上述扦插生根培养的条件为:温度25-35℃,相对湿度为50-60%,遮阴透光率为45%-65%。
进一步讲,上述方法还包括所述组培苗在蘸生根剂之前的初步炼苗;
所述初步炼苗的时间为7-8天;温度是25-35℃;相对湿度为50%-60%;光照强度为2500-3500LX,优选是3000LX。
更近一步讲,上述方法还包括所述得到生根苗之后的温室炼苗和大田炼苗;所述温室炼苗和大田炼苗包括如下步骤:将所述生根苗在温室大棚炼苗40-60天,温室大棚炼苗的条件是度25~35℃之间,相对湿度以50%-60%为宜,遮阴透光率为45%~65%;然后进行大田炼苗的时间为150-180天。
上述蓝莓可为禾韵1号或禾韵2号。
本发明的初代培养基可有效地将蓝莓的带腋芽的茎段进行芽诱导分化得到初代组培苗,在本发明实施例1和实施例2中的初代培养基诱导蓝莓“禾韵1号”的茎段进行芽诱导的诱导率可达90.2%-92.3%、93.2-94.3%;继代培养的增值系数达3.7-4.4、4-4.2;实施例3和实施例4中的初代培养基诱导蓝莓“禾韵2号”的茎段进行芽诱导的诱导率可达90.2%-92.9%、86.4%-91.8%;继代培养的增值系数达4.1-4.4、4-4.2。
实验证明本发明的初代培养基可大大缩短组织培养的培养周期,可将培养周期由3个月缩短至2个月,芽的诱导率达90%以上,年组培苗生产能力可达300万株以上。
本发明的方法具有高效省时的特点,生产组培苗的成本低廉,平均每株种苗成本1.5元/株,得到的蓝莓组培苗,遗传性状一致,克服了常规繁殖系数低的缺点。
附图说明
图1为本发明实施例1中接种的蓝莓的带腋芽的茎段。
图2为本发明实施例1中得到的初代组培苗。
图3为本发明实施例1中接种后的初代组培苗。
::::
# 待完成任务
[a] 请打印阅读材料中从“上述扦插生根培养的条件为:温”开始、到“图2为本发明实施例1中得到的初代组培苗。”结束的部分，不得改动原文。
[b] 根据阅读材料，回答下列问题：
(i) 初步炼苗的时间为多少天？
(ii) 平均每株种苗的成本是多少？
(iii) 大田炼苗的时间为多少天？
[c] 判断下列说法是否与阅读材料相符，回答“是”或“否”，并引用原文中起决定作用的文字：
(i) 初步炼苗的光照强度优选为3000LX。
(ii) 本发明的初代培养基可将培养周期由3个月缩短至1个月。
(iii) 生根苗在温室大棚炼苗的时间为40-60天。
下方各行取自另一来源，与阅读材料无关。
::::
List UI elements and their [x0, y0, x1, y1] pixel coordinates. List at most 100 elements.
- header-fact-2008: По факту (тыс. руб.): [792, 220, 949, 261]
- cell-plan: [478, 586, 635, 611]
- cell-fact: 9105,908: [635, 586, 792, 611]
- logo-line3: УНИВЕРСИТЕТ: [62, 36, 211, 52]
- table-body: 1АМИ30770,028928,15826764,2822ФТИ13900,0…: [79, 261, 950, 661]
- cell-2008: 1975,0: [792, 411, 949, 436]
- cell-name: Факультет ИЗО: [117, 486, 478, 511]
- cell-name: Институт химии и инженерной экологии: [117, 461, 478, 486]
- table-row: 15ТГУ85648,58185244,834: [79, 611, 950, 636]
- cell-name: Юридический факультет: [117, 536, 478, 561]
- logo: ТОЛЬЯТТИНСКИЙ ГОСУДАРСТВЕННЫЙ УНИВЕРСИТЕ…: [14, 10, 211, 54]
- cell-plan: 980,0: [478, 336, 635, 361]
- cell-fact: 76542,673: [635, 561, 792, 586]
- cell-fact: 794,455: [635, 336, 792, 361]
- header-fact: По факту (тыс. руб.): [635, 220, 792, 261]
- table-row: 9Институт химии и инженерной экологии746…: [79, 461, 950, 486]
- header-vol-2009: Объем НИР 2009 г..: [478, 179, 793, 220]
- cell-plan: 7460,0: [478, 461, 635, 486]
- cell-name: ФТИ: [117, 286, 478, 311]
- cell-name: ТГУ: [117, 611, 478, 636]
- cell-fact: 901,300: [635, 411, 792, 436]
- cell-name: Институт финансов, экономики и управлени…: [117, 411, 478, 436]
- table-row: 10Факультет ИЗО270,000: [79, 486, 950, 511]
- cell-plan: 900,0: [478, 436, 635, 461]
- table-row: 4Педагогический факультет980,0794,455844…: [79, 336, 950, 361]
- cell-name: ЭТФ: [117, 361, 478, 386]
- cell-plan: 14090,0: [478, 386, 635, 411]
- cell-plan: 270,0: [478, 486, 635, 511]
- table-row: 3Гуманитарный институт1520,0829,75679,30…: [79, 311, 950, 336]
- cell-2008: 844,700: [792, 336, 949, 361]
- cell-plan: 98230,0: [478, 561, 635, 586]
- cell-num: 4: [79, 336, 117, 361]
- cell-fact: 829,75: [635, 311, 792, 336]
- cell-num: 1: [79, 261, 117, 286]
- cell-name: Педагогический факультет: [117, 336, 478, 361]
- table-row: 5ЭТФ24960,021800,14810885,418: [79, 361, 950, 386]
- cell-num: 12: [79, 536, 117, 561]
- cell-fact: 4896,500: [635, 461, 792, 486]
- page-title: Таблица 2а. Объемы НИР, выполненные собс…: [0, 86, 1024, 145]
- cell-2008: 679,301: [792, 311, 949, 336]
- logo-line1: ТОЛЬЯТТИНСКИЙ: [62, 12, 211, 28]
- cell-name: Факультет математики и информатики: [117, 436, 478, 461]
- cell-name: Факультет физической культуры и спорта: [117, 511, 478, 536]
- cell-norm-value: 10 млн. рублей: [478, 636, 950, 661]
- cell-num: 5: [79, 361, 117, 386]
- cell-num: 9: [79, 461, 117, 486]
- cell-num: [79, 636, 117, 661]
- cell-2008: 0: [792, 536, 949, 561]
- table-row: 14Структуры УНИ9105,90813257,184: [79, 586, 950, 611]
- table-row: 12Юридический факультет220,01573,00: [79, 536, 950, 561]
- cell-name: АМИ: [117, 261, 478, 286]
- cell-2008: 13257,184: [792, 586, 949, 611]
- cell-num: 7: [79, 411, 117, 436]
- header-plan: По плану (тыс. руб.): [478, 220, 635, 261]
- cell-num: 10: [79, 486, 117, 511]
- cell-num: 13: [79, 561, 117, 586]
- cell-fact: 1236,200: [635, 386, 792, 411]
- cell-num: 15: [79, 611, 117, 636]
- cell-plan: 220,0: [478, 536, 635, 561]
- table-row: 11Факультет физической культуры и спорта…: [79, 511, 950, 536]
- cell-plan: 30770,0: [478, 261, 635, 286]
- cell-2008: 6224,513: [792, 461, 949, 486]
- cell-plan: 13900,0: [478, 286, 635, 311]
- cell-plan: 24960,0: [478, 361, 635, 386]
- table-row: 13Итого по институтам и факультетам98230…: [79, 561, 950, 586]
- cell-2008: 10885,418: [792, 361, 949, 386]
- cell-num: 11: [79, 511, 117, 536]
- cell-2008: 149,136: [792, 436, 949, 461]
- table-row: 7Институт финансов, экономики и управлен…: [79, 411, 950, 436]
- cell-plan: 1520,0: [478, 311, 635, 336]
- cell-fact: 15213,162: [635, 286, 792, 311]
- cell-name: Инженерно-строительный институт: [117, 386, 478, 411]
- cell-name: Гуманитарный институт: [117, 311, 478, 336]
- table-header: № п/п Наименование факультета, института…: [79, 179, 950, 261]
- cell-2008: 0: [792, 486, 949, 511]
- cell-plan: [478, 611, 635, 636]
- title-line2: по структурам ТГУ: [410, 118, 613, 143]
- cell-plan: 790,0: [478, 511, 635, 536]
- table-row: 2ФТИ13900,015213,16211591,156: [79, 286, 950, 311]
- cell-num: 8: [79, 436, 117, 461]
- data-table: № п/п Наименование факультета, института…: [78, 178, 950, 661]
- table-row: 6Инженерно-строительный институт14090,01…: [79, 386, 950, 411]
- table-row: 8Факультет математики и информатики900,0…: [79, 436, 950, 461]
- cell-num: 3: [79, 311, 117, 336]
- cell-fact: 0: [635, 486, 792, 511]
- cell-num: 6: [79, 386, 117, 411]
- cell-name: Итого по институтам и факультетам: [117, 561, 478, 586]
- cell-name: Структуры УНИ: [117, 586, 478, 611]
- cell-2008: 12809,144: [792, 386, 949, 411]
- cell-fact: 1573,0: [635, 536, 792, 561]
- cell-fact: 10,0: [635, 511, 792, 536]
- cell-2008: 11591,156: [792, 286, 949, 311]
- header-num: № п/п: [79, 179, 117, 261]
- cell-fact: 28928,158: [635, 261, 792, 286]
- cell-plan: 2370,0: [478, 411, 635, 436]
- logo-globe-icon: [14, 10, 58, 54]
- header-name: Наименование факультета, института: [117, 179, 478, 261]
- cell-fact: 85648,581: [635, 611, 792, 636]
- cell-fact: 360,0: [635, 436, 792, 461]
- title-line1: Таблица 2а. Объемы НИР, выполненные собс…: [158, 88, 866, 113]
::::
# 参考答案
[a]
上述扦插生根培养的条件为:温度25-35℃,相对湿度为50-60%,遮阴透光率为45%-65%。
进一步讲,上述方法还包括所述组培苗在蘸生根剂之前的初步炼苗;
所述初步炼苗的时间为7-8天;温度是25-35℃;相对湿度为50%-60%;光照强度为2500-3500LX,优选是3000LX。
更近一步讲,上述方法还包括所述得到生根苗之后的温室炼苗和大田炼苗;所述温室炼苗和大田炼苗包括如下步骤:将所述生根苗在温室大棚炼苗40-60天,温室大棚炼苗的条件是度25~35℃之间,相对湿度以50%-60%为宜,遮阴透光率为45%~65%;然后进行大田炼苗的时间为150-180天。
上述蓝莓可为禾韵1号或禾韵2号。
本发明的初代培养基可有效地将蓝莓的带腋芽的茎段进行芽诱导分化得到初代组培苗,在本发明实施例1和实施例2中的初代培养基诱导蓝莓“禾韵1号”的茎段进行芽诱导的诱导率可达90.2%-92.3%、93.2-94.3%;继代培养的增值系数达3.7-4.4、4-4.2;实施例3和实施例4中的初代培养基诱导蓝莓“禾韵2号”的茎段进行芽诱导的诱导率可达90.2%-92.9%、86.4%-91.8%;继代培养的增值系数达4.1-4.4、4-4.2。
实验证明本发明的初代培养基可大大缩短组织培养的培养周期,可将培养周期由3个月缩短至2个月,芽的诱导率达90%以上,年组培苗生产能力可达300万株以上。
本发明的方法具有高效省时的特点,生产组培苗的成本低廉,平均每株种苗成本1.5元/株,得到的蓝莓组培苗,遗传性状一致,克服了常规繁殖系数低的缺点。
附图说明
图1为本发明实施例1中接种的蓝莓的带腋芽的茎段。
图2为本发明实施例1中得到的初代组培苗。

[b]
(i) 7-8天。
(ii) 1.5元/株。
(iii) 150-180天。

[c]
(i) 是。“优选是3000LX”
(ii) 否。“可将培养周期由3个月缩短至2个月”
(iii) 是。“将所述生根苗在温室大棚炼苗40-60天”